• [What the task requires]: Which lines contain the string "President"? Please list every one of them.

• [Extracted material]:
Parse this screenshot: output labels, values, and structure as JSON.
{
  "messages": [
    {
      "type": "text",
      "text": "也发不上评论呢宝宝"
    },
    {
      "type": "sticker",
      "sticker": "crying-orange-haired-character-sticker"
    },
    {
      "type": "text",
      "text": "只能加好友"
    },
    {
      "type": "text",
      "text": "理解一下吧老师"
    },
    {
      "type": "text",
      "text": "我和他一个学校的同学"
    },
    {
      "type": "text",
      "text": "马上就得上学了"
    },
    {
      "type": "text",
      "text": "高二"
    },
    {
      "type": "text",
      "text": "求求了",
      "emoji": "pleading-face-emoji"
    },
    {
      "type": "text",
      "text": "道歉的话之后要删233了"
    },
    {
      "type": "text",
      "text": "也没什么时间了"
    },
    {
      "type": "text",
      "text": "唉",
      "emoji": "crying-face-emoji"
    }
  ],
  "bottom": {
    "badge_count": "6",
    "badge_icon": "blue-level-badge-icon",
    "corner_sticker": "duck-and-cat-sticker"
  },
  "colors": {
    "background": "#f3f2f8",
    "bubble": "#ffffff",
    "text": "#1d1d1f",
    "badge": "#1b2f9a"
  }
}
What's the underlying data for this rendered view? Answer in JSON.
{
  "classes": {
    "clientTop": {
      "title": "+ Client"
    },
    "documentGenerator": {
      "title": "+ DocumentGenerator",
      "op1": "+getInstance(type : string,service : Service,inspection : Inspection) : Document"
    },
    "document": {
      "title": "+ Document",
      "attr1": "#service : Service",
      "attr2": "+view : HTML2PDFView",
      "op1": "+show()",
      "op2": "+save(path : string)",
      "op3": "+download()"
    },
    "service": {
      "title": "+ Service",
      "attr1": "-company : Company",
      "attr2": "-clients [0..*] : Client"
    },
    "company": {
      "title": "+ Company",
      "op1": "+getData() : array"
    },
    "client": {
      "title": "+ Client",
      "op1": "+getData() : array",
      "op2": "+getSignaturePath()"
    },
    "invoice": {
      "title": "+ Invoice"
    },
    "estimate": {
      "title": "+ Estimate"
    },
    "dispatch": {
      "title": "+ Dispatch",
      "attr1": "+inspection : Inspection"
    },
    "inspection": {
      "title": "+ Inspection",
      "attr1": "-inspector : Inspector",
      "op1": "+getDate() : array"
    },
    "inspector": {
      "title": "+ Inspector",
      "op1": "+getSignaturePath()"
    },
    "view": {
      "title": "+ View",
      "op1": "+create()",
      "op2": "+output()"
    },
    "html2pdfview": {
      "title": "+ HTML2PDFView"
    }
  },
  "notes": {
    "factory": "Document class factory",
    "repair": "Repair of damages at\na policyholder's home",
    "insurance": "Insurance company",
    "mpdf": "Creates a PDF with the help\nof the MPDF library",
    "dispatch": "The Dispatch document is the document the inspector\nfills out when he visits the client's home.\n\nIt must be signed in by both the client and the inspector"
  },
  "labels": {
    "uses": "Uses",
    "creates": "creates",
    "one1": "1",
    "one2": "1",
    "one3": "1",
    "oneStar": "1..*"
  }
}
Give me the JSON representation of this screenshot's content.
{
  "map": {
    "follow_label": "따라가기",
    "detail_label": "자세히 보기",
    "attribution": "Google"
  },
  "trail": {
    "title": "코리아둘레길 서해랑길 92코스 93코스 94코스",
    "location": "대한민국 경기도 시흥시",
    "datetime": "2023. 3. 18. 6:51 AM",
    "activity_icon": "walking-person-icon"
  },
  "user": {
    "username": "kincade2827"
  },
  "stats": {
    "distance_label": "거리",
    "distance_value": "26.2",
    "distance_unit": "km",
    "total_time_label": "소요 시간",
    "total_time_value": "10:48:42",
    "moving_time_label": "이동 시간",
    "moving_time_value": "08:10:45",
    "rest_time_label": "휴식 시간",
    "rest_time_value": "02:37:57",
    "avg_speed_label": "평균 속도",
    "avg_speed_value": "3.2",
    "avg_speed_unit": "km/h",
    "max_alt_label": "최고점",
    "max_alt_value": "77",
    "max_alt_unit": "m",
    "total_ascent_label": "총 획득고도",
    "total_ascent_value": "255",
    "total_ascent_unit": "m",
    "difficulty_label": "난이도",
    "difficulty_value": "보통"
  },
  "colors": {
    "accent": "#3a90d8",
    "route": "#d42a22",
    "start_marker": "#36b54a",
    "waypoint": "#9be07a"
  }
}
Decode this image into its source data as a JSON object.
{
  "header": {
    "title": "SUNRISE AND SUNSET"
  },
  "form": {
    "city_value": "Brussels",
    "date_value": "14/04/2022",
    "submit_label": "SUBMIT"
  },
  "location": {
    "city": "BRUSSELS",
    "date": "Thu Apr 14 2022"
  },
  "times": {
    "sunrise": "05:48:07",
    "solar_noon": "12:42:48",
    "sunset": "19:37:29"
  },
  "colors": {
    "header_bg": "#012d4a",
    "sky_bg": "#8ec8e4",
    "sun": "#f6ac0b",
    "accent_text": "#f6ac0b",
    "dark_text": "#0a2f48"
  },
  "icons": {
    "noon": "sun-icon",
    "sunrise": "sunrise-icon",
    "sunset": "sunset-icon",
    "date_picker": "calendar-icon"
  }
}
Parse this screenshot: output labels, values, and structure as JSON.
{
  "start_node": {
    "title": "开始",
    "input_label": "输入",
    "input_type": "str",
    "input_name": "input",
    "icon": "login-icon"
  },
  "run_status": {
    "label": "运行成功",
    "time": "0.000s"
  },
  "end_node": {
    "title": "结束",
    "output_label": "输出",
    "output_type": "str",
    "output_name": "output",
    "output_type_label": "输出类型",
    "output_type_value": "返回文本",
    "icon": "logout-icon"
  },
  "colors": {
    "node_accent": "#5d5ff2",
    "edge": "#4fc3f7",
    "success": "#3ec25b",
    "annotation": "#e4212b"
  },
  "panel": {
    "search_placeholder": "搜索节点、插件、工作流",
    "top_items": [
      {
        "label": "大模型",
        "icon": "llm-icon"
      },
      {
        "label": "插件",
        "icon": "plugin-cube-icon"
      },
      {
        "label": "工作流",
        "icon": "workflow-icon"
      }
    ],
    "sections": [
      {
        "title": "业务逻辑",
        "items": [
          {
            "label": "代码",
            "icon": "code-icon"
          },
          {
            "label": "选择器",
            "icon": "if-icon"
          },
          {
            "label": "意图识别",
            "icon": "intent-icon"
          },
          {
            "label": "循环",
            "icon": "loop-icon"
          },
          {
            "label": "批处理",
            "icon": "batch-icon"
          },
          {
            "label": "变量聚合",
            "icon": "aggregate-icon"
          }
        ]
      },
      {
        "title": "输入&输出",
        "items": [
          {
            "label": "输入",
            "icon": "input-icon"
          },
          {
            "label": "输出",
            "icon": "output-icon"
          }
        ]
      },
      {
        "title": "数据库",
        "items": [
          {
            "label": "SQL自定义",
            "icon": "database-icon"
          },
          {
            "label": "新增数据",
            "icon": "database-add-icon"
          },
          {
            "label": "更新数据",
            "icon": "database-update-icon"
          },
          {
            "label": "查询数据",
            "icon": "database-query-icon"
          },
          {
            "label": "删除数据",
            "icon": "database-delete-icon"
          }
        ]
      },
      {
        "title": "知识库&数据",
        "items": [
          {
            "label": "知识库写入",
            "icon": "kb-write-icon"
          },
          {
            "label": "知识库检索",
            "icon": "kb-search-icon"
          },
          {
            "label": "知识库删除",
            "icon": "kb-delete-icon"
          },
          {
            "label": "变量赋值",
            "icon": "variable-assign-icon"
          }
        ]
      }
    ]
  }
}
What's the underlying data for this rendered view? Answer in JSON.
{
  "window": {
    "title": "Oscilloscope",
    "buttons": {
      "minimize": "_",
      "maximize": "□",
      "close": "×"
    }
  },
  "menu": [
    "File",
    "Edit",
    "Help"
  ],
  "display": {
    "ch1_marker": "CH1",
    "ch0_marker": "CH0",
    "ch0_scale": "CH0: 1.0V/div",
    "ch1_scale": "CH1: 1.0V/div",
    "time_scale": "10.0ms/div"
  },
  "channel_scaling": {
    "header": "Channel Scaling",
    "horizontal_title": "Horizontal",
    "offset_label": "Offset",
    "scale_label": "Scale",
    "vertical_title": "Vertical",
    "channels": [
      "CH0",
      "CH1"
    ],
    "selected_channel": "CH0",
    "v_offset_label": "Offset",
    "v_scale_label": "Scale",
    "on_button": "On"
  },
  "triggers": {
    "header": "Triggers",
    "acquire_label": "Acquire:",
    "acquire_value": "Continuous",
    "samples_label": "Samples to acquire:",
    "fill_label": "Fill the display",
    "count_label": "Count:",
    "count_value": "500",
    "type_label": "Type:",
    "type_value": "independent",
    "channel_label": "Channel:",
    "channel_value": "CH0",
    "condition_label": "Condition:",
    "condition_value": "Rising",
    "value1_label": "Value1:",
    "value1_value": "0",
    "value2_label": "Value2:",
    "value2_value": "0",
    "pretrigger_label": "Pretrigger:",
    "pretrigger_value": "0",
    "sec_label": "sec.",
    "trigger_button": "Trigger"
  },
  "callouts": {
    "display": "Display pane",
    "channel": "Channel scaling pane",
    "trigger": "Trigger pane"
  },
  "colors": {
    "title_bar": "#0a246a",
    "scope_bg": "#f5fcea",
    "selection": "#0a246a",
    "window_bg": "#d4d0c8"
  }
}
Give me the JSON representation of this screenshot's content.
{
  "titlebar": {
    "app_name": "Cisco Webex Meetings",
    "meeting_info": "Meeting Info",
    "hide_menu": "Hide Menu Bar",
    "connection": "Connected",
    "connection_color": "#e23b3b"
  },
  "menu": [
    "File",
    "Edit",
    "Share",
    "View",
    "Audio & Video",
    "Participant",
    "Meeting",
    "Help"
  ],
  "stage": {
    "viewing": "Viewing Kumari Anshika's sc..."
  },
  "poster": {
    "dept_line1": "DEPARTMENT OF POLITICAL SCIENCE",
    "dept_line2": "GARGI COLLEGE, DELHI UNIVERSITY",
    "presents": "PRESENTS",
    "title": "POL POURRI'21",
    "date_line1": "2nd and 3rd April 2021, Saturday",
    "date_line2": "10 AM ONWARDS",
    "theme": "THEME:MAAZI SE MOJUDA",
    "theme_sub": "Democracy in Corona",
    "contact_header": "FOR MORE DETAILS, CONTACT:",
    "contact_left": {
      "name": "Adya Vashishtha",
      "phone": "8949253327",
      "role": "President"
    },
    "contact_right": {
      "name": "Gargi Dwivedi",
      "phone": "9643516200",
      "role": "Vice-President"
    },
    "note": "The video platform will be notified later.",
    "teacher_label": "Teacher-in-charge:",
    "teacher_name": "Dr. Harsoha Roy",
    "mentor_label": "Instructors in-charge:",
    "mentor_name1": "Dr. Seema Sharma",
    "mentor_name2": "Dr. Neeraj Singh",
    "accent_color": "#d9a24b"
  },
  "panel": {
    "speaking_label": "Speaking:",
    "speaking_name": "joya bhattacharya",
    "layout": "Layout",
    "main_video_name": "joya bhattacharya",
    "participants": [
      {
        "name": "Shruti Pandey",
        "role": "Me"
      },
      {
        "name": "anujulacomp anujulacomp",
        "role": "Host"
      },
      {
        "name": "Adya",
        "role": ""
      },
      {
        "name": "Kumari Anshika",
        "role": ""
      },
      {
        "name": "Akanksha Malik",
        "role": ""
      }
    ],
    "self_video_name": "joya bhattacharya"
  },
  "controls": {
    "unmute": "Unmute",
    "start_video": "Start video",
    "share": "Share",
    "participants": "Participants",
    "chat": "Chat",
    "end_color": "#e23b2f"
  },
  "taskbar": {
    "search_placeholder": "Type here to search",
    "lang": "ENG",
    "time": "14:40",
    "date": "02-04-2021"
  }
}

• [Solution to the problem]:
      "role": "President"
      "role": "Vice-President"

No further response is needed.